* _TASK PROMPT_: Count every line that has the word "Monasteria". Give the number, without anything more.
════════
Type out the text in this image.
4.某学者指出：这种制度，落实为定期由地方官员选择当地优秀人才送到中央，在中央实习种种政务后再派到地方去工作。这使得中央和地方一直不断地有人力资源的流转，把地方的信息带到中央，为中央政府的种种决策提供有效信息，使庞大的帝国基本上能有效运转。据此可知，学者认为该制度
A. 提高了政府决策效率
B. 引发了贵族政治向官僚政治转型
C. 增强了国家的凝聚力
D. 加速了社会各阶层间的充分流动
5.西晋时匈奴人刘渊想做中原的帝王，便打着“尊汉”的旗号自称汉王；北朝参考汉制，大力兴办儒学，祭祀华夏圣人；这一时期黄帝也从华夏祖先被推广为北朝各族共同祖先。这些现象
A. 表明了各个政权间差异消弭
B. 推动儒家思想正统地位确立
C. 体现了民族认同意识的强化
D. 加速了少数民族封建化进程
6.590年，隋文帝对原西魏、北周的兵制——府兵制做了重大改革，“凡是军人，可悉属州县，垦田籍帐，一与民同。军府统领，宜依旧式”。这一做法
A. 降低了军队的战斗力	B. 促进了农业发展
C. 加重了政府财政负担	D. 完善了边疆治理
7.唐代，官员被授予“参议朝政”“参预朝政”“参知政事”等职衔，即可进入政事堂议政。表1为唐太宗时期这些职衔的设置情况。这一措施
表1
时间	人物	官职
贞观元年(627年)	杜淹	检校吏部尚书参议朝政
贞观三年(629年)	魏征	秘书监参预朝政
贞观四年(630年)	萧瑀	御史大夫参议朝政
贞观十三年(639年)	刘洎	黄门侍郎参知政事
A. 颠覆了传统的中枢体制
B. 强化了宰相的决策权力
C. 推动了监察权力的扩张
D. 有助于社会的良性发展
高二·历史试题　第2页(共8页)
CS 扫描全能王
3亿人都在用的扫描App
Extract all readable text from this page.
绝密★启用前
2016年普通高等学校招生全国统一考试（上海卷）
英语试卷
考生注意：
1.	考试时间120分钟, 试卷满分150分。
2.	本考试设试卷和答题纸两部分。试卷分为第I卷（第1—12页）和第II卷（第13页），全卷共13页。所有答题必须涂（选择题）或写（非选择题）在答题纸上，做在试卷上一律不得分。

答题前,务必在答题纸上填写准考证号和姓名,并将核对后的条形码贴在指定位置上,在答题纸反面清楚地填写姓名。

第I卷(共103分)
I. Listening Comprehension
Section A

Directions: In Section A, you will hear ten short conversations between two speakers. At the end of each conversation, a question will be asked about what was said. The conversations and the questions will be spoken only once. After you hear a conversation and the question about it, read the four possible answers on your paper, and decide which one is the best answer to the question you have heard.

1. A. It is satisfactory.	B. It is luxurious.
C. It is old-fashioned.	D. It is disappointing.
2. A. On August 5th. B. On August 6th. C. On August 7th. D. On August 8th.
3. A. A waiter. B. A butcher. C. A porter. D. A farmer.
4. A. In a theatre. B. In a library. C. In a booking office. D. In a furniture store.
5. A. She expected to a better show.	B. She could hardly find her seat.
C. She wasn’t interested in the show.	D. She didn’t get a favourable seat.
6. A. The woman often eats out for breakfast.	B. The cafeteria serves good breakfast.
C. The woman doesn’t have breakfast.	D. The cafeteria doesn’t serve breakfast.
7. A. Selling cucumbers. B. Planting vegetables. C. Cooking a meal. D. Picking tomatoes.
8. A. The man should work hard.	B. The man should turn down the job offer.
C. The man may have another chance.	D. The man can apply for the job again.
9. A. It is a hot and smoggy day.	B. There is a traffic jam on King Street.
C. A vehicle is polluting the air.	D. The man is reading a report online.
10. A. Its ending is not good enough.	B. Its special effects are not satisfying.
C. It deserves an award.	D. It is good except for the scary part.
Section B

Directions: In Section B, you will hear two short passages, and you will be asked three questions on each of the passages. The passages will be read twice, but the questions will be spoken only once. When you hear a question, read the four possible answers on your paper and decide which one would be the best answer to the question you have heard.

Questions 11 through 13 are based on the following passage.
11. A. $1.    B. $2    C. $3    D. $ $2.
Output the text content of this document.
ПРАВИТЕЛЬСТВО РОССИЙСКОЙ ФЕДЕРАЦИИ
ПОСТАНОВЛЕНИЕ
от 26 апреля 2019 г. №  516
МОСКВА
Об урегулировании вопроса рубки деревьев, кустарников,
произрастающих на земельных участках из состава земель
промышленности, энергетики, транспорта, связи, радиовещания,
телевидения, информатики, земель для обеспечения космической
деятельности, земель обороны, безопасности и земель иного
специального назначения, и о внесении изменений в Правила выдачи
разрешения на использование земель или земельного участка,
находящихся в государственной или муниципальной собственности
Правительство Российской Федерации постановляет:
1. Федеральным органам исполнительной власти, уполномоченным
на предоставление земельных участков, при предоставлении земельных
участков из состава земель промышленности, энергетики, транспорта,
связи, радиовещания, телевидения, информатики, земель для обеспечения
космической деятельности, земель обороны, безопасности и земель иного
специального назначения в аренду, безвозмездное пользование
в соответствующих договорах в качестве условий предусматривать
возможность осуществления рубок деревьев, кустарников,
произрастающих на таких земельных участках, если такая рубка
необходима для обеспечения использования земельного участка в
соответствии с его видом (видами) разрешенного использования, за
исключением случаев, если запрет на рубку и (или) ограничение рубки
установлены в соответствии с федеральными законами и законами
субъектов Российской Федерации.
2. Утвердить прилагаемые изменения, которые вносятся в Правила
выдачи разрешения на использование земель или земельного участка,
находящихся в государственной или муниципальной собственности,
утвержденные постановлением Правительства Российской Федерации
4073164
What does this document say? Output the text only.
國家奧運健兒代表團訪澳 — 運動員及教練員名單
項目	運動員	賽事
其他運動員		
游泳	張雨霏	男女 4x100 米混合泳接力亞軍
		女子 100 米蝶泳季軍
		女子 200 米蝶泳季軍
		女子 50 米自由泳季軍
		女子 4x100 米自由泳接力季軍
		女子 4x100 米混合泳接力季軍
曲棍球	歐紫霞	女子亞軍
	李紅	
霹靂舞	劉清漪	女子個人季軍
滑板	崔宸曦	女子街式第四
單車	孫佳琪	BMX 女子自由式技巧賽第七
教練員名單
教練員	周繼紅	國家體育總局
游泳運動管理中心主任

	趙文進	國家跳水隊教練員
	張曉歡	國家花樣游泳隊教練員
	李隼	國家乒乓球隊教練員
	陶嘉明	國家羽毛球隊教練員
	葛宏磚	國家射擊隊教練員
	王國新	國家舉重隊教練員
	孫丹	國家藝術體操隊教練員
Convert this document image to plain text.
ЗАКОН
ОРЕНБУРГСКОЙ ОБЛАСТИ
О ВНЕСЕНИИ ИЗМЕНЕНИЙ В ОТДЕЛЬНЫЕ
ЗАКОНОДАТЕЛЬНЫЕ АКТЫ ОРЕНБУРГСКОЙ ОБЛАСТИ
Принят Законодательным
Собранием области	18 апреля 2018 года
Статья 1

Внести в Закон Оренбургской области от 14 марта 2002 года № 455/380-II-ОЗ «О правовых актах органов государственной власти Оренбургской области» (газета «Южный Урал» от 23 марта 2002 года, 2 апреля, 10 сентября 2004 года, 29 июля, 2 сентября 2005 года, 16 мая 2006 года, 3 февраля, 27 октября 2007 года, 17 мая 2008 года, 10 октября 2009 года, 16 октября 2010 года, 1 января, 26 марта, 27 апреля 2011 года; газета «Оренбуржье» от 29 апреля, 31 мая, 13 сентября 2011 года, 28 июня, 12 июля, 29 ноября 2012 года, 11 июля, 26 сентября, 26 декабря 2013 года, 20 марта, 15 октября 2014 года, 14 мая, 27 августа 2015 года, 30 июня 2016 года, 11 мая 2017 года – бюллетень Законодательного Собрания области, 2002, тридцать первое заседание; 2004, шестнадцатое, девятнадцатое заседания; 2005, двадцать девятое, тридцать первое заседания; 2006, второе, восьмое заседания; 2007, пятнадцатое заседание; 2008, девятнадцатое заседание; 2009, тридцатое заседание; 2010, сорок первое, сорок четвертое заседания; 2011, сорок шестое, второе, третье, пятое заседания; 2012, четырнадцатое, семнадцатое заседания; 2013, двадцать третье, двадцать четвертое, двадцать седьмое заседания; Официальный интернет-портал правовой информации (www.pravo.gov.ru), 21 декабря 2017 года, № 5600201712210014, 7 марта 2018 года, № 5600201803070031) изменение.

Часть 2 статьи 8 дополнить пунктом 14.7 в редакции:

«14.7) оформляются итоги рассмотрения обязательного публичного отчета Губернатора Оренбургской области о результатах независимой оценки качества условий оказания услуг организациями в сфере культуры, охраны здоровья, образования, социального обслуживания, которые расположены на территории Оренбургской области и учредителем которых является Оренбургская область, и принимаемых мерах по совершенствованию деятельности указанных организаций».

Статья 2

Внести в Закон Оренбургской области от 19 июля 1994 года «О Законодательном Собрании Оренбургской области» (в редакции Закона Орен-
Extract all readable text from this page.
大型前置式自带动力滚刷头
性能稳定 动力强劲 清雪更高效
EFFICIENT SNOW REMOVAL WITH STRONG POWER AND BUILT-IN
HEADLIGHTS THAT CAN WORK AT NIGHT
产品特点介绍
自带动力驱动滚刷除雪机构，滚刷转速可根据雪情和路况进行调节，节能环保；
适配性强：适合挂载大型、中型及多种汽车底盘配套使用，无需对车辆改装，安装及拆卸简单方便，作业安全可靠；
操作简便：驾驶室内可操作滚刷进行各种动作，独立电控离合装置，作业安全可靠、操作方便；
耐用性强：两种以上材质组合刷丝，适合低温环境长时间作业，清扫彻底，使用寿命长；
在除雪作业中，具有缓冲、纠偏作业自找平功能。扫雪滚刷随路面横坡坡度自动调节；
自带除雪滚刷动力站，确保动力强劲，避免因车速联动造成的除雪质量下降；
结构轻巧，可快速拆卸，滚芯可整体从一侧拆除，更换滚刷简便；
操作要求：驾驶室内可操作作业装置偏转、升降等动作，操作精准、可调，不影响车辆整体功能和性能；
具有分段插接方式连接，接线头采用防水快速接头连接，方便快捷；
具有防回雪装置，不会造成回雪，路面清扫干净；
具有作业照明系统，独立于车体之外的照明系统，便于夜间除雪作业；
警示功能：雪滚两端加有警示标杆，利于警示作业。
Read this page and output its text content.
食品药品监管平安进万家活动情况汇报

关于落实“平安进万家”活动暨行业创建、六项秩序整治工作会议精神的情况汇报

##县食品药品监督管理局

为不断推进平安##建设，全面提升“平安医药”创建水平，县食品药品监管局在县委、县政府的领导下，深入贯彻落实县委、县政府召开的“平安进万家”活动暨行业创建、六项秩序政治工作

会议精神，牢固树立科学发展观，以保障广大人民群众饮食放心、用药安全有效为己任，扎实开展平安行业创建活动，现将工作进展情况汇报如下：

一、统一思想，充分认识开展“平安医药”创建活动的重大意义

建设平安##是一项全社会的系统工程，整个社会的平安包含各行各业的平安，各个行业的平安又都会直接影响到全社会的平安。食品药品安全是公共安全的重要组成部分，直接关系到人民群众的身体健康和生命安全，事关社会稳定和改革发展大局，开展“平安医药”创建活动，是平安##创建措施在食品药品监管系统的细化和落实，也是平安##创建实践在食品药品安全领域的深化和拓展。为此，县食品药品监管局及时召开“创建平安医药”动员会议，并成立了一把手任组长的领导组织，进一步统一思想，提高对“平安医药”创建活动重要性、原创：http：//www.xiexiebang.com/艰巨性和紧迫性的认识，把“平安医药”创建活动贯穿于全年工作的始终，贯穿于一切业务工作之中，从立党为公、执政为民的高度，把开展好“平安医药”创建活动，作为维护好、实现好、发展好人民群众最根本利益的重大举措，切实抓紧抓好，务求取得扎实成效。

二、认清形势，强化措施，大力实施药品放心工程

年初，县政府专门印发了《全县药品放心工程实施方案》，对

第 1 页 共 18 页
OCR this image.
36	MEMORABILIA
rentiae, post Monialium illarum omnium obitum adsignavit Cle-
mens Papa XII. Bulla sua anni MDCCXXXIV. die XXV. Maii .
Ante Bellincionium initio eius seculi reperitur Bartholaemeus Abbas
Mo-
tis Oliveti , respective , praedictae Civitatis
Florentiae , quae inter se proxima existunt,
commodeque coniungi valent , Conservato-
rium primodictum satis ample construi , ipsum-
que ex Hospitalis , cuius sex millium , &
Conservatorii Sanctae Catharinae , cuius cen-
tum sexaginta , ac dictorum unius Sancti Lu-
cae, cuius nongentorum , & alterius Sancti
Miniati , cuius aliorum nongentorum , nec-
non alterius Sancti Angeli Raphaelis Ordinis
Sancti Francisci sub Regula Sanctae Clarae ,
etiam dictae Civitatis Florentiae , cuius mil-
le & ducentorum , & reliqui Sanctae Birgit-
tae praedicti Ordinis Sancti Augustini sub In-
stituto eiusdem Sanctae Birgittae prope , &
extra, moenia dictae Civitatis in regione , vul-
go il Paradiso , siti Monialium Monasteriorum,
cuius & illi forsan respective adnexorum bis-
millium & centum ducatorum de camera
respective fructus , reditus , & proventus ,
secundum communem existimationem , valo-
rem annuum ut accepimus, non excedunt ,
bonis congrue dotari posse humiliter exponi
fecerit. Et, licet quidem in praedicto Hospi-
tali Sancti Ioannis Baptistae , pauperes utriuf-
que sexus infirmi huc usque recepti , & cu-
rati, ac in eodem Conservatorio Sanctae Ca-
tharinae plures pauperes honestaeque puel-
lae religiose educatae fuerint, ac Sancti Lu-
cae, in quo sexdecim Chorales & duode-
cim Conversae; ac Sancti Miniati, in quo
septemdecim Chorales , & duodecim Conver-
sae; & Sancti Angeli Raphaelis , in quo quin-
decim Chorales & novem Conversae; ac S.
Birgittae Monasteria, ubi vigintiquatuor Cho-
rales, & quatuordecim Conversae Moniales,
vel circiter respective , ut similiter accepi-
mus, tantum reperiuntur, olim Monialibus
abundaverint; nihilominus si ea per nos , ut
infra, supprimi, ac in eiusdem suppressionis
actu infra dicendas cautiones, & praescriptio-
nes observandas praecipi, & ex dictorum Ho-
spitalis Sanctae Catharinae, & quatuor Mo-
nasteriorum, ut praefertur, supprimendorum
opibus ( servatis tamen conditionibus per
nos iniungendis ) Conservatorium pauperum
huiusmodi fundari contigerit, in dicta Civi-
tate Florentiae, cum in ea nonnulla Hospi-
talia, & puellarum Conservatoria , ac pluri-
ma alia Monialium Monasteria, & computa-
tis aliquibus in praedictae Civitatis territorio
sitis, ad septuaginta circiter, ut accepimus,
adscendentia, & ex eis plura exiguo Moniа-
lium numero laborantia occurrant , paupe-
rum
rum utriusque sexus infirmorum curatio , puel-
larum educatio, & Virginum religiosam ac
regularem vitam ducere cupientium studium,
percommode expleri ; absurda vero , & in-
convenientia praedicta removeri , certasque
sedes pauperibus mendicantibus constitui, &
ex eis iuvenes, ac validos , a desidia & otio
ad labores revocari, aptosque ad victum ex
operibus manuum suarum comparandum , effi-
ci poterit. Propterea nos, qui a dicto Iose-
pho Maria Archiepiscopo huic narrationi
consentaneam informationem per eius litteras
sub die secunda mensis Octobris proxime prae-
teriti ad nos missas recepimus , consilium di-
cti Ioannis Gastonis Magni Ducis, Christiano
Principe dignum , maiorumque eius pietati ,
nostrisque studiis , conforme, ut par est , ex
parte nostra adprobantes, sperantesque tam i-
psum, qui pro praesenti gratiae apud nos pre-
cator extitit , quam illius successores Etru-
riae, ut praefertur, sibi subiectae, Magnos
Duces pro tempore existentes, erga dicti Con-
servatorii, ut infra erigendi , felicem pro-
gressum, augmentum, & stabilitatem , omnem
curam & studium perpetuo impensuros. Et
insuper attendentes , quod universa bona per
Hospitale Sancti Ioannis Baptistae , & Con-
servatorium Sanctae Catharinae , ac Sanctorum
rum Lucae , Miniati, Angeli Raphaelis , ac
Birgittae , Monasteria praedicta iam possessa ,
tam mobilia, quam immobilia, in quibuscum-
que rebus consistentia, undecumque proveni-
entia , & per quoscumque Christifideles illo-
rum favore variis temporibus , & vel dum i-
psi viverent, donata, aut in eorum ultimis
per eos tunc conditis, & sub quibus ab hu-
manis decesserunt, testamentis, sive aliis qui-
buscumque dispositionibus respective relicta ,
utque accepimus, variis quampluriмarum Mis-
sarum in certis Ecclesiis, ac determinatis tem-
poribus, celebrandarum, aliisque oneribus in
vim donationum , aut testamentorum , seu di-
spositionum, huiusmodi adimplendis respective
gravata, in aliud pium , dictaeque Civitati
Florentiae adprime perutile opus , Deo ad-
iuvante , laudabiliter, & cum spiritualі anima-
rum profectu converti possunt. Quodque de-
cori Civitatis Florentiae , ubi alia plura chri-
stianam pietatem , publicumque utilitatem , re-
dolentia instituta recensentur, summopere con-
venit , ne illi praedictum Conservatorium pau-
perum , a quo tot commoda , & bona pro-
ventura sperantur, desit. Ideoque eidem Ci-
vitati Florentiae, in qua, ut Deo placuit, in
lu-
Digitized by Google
════════
* _ANSWER FOR THE TASK_: 3